Challenge a
How would you translate this sentence from the clause on payments received by Junior Creditor into Spanish: "In the event of the failure of Junior Creditor to make any such endorsement or assignment to Senior Creditor Agent, Senior Creditor Agent, or any of its officers or employees, are hereby irrevocably authorized on behalf of Junior Creditor to make the same."?

2.4 Payments Received by Junior Creditor. Except for
payments received by Junior Creditor as provided in Section 2.2 above, should
any payment or distribution or security or instrument or proceeds thereof be
received by the Junior Creditor in respect of the Junior Debt, Junior Creditor
shall receive and hold the same in trust, as trustee, for the benefit of Senior
Creditors, segregated from other funds and property of Junior Creditor and shall
forthwith deliver the same to Senior Creditor Agent (together with any
endorsement or assignment of Junior Creditor where necessary), for application
to any of the Senior Debt. In the event of the failure of Junior Creditor to
make any such endorsement or assignment to Senior Creditor Agent, Senior
Creditor Agent, or any of its officers or employees, are hereby irrevocably
authorized on behalf of Junior Creditor to make the same.

Challenge b
Can you format the records as a numbered list, starting at the line that contains "Patent image size: (1007, 1114)." and ending at the end of the records, with blank lines left out?

Entries provided
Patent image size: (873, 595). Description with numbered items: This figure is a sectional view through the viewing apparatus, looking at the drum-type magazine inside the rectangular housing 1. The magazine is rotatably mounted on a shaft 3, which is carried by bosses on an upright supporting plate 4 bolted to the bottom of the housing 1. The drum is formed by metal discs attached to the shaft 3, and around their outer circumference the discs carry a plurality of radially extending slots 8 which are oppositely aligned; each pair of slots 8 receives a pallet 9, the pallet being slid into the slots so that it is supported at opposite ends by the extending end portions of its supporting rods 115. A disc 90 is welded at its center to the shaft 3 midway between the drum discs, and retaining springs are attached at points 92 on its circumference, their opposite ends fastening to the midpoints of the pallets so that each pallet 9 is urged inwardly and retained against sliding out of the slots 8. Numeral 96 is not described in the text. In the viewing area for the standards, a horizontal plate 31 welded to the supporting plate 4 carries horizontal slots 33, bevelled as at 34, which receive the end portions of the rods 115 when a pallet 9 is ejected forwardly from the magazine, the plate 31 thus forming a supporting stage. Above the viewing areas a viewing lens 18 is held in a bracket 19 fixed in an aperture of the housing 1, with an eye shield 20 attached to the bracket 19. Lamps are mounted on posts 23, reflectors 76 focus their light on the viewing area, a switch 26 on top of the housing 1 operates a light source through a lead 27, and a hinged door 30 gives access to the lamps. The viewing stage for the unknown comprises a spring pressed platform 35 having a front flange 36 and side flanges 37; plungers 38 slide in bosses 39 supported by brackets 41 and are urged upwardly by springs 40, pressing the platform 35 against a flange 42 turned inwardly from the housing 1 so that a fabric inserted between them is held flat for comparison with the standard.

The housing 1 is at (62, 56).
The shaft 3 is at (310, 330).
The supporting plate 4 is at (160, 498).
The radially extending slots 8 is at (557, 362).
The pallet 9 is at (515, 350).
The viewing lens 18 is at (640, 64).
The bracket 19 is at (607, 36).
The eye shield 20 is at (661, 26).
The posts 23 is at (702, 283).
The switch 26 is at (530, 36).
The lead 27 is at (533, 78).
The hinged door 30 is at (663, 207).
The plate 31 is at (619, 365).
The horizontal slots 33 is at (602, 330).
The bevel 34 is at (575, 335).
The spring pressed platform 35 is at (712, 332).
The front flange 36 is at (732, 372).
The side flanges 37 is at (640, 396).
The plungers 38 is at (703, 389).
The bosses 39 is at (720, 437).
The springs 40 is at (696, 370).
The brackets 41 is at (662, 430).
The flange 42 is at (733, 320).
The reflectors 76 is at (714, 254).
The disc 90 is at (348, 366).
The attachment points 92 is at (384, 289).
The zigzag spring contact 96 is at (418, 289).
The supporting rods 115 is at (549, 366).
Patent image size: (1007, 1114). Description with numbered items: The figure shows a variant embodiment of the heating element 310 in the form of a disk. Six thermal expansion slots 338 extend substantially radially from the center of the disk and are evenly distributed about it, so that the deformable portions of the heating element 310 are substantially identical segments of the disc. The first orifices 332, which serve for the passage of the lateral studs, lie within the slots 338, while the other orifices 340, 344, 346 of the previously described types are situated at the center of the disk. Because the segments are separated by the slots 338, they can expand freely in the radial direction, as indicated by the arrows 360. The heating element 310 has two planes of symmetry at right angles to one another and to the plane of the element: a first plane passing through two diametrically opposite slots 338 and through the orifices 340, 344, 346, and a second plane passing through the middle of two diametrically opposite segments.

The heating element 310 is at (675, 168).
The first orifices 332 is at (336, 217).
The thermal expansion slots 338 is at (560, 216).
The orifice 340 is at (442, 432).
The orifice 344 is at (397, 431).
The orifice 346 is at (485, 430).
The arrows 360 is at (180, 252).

Exercise answer a
En caso de que el Acreedor Subordinado no realice dicho endoso o cesión al Agente de los Acreedores Preferentes, el Agente de los Acreedores Preferentes, o cualquiera de sus directivos o empleados, quedan por la presente autorizados de manera irrevocable para realizarlos en nombre del Acreedor Subordinado.

Exercise answer b
1. Patent image size: (1007, 1114). Description with numbered items: The figure shows a variant embodiment of the heating element 310 in the form of a disk. Six thermal expansion slots 338 extend substantially radially from the center of the disk and are evenly distributed about it, so that the deformable portions of the heating element 310 are substantially identical segments of the disc. The first orifices 332, which serve for the passage of the lateral studs, lie within the slots 338, while the other orifices 340, 344, 346 of the previously described types are situated at the center of the disk. Because the segments are separated by the slots 338, they can expand freely in the radial direction, as indicated by the arrows 360. The heating element 310 has two planes of symmetry at right angles to one another and to the plane of the element: a first plane passing through two diametrically opposite slots 338 and through the orifices 340, 344, 346, and a second plane passing through the middle of two diametrically opposite segments.
2. The heating element 310 is at (675, 168).
3. The first orifices 332 is at (336, 217).
4. The thermal expansion slots 338 is at (560, 216).
5. The orifice 340 is at (442, 432).
6. The orifice 344 is at (397, 431).
7. The orifice 346 is at (485, 430).
8. The arrows 360 is at (180, 252).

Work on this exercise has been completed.